- _What you are asked to do_: Quote the entries in full, character for character, without their images.

- _Given records_:
________________________________________
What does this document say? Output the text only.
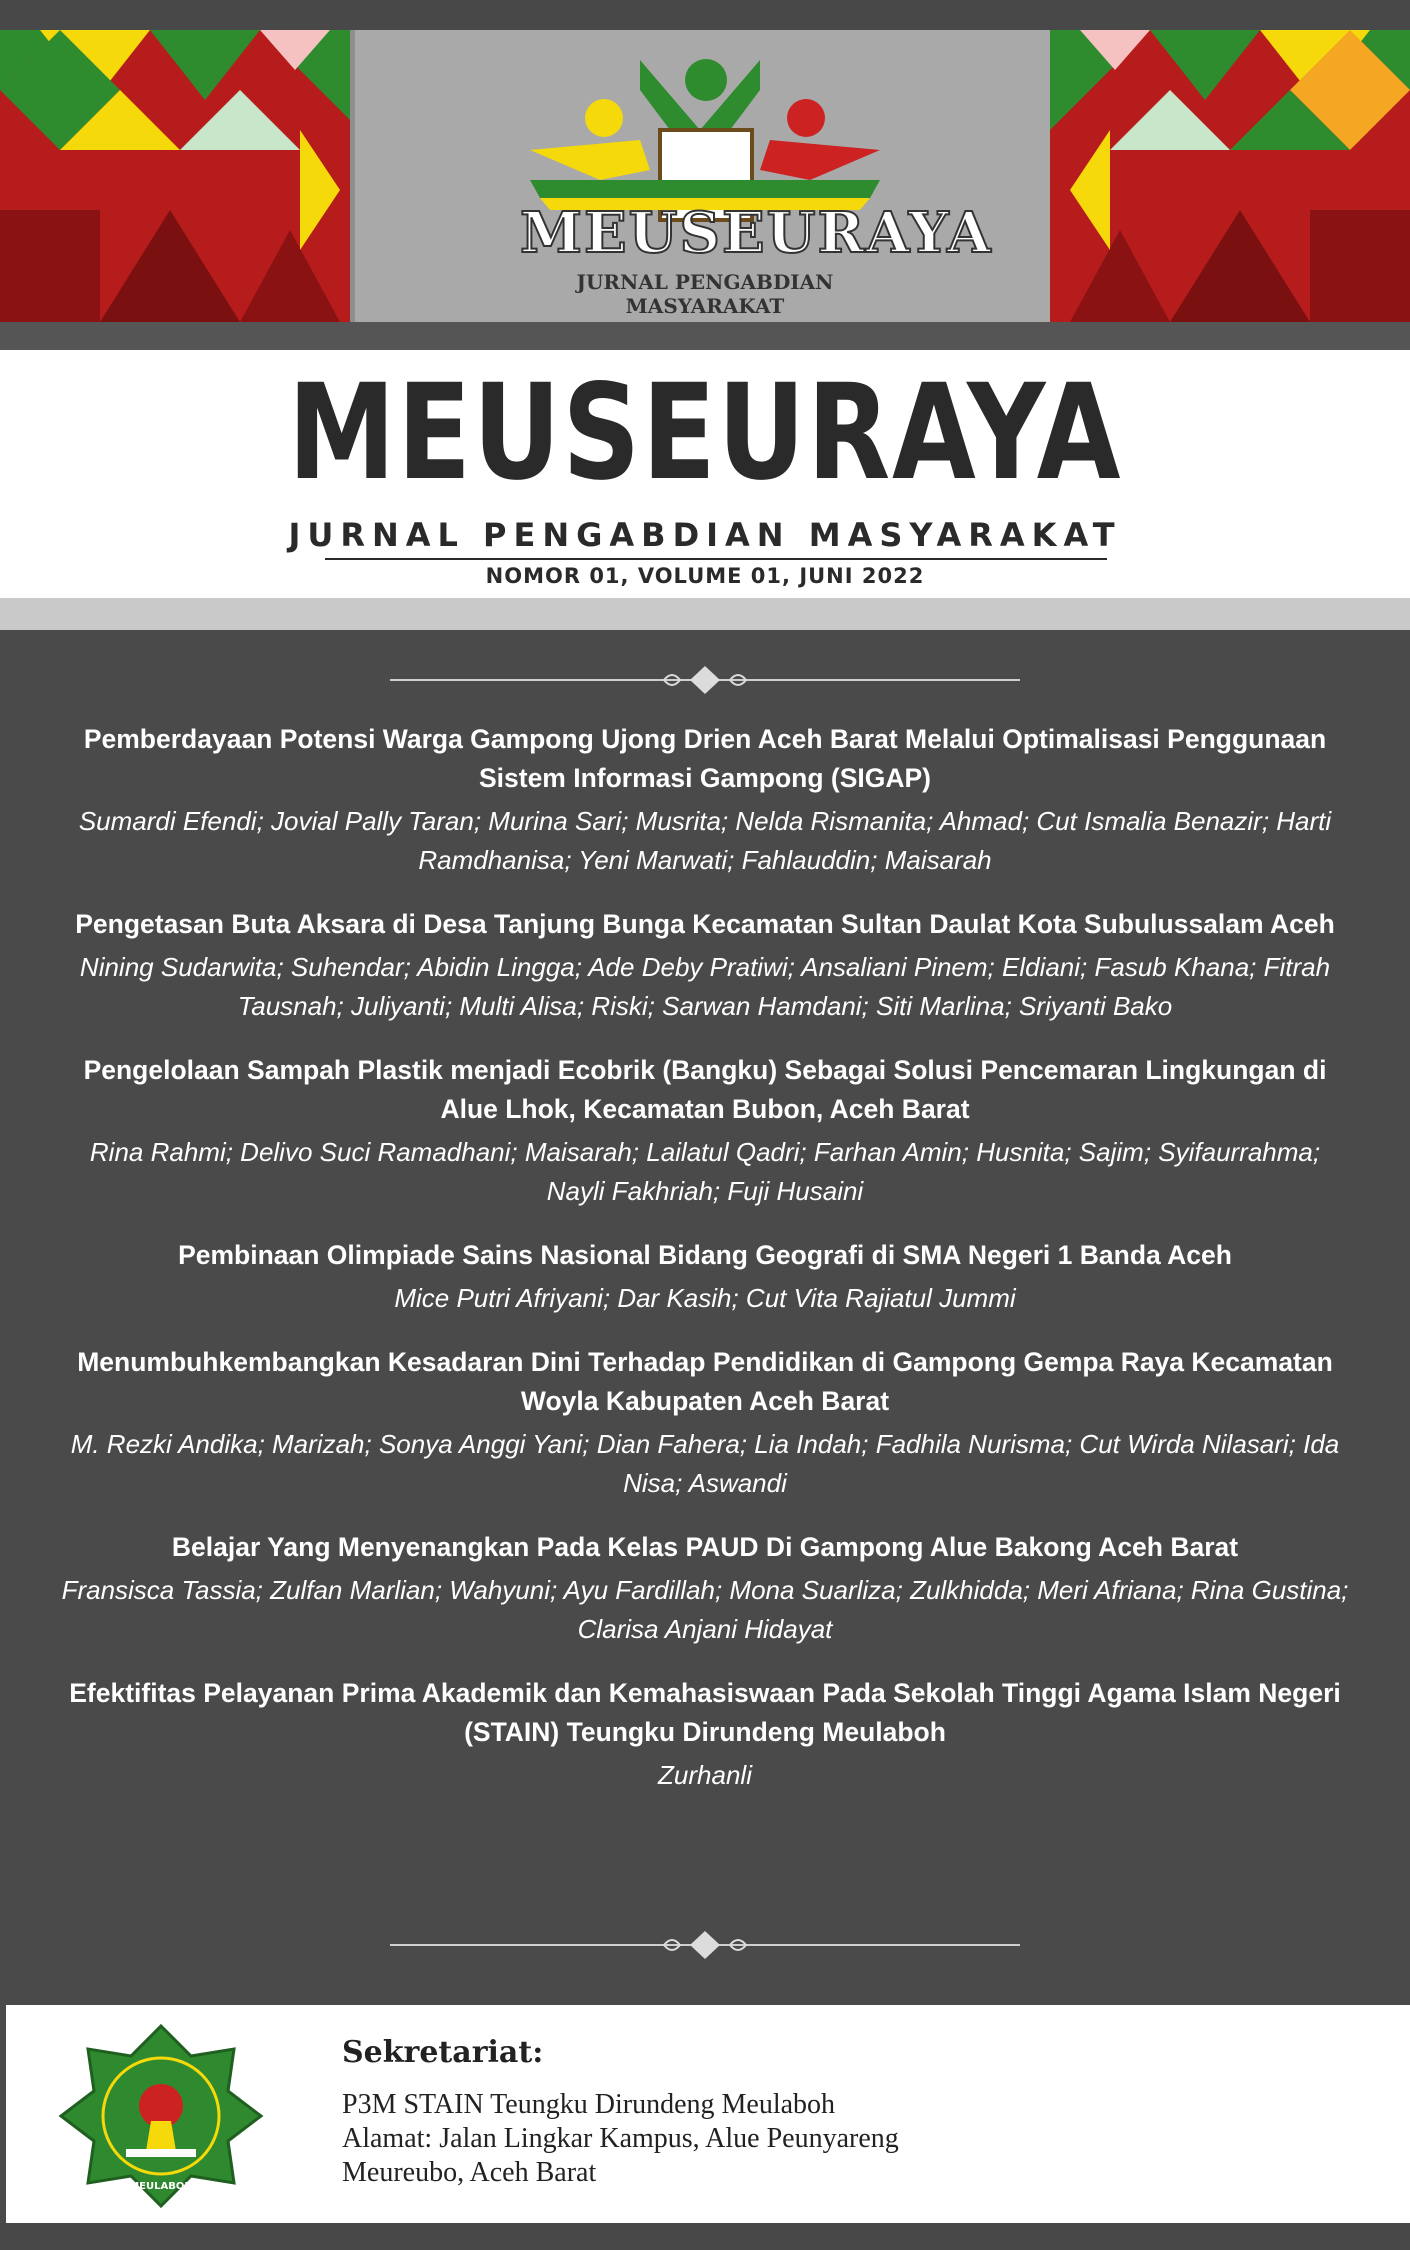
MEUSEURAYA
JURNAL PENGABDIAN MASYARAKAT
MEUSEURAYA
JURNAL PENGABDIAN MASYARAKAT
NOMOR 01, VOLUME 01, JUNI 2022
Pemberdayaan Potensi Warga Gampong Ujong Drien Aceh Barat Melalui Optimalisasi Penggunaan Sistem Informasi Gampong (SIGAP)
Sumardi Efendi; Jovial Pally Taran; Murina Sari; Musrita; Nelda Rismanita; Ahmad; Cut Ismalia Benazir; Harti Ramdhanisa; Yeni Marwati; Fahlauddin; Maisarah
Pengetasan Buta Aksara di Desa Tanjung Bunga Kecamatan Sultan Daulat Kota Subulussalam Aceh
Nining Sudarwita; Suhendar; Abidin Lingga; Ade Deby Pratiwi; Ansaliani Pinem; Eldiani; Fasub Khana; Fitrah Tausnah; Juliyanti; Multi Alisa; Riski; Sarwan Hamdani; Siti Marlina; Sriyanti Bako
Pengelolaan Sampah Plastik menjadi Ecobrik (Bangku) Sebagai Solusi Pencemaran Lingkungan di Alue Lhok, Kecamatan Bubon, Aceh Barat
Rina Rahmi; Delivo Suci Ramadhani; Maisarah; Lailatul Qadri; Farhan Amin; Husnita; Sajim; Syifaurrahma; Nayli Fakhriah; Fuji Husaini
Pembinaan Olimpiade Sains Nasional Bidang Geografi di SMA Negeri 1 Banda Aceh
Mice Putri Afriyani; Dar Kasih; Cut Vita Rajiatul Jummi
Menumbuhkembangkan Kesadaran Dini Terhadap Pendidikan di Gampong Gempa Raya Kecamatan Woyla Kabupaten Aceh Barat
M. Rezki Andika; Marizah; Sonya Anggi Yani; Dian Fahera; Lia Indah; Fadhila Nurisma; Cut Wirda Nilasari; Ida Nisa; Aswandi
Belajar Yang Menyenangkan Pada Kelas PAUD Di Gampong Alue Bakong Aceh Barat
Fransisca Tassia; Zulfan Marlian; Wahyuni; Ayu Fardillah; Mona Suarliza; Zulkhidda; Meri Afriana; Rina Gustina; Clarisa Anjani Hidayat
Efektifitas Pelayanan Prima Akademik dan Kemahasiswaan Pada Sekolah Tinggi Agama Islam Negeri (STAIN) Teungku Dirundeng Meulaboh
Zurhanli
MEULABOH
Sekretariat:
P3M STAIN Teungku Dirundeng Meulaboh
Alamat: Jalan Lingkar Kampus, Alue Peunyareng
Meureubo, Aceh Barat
________________________________________
- _Exercise response_:
What does this document say? Output the text only.
MEUSEURAYA
JURNAL PENGABDIAN MASYARAKAT
MEUSEURAYA
JURNAL PENGABDIAN MASYARAKAT
NOMOR 01, VOLUME 01, JUNI 2022
Pemberdayaan Potensi Warga Gampong Ujong Drien Aceh Barat Melalui Optimalisasi Penggunaan Sistem Informasi Gampong (SIGAP)
Sumardi Efendi; Jovial Pally Taran; Murina Sari; Musrita; Nelda Rismanita; Ahmad; Cut Ismalia Benazir; Harti Ramdhanisa; Yeni Marwati; Fahlauddin; Maisarah
Pengetasan Buta Aksara di Desa Tanjung Bunga Kecamatan Sultan Daulat Kota Subulussalam Aceh
Nining Sudarwita; Suhendar; Abidin Lingga; Ade Deby Pratiwi; Ansaliani Pinem; Eldiani; Fasub Khana; Fitrah Tausnah; Juliyanti; Multi Alisa; Riski; Sarwan Hamdani; Siti Marlina; Sriyanti Bako
Pengelolaan Sampah Plastik menjadi Ecobrik (Bangku) Sebagai Solusi Pencemaran Lingkungan di Alue Lhok, Kecamatan Bubon, Aceh Barat
Rina Rahmi; Delivo Suci Ramadhani; Maisarah; Lailatul Qadri; Farhan Amin; Husnita; Sajim; Syifaurrahma; Nayli Fakhriah; Fuji Husaini
Pembinaan Olimpiade Sains Nasional Bidang Geografi di SMA Negeri 1 Banda Aceh
Mice Putri Afriyani; Dar Kasih; Cut Vita Rajiatul Jummi
Menumbuhkembangkan Kesadaran Dini Terhadap Pendidikan di Gampong Gempa Raya Kecamatan Woyla Kabupaten Aceh Barat
M. Rezki Andika; Marizah; Sonya Anggi Yani; Dian Fahera; Lia Indah; Fadhila Nurisma; Cut Wirda Nilasari; Ida Nisa; Aswandi
Belajar Yang Menyenangkan Pada Kelas PAUD Di Gampong Alue Bakong Aceh Barat
Fransisca Tassia; Zulfan Marlian; Wahyuni; Ayu Fardillah; Mona Suarliza; Zulkhidda; Meri Afriana; Rina Gustina; Clarisa Anjani Hidayat
Efektifitas Pelayanan Prima Akademik dan Kemahasiswaan Pada Sekolah Tinggi Agama Islam Negeri (STAIN) Teungku Dirundeng Meulaboh
Zurhanli
MEULABOH
Sekretariat:
P3M STAIN Teungku Dirundeng Meulaboh
Alamat: Jalan Lingkar Kampus, Alue Peunyareng
Meureubo, Aceh Barat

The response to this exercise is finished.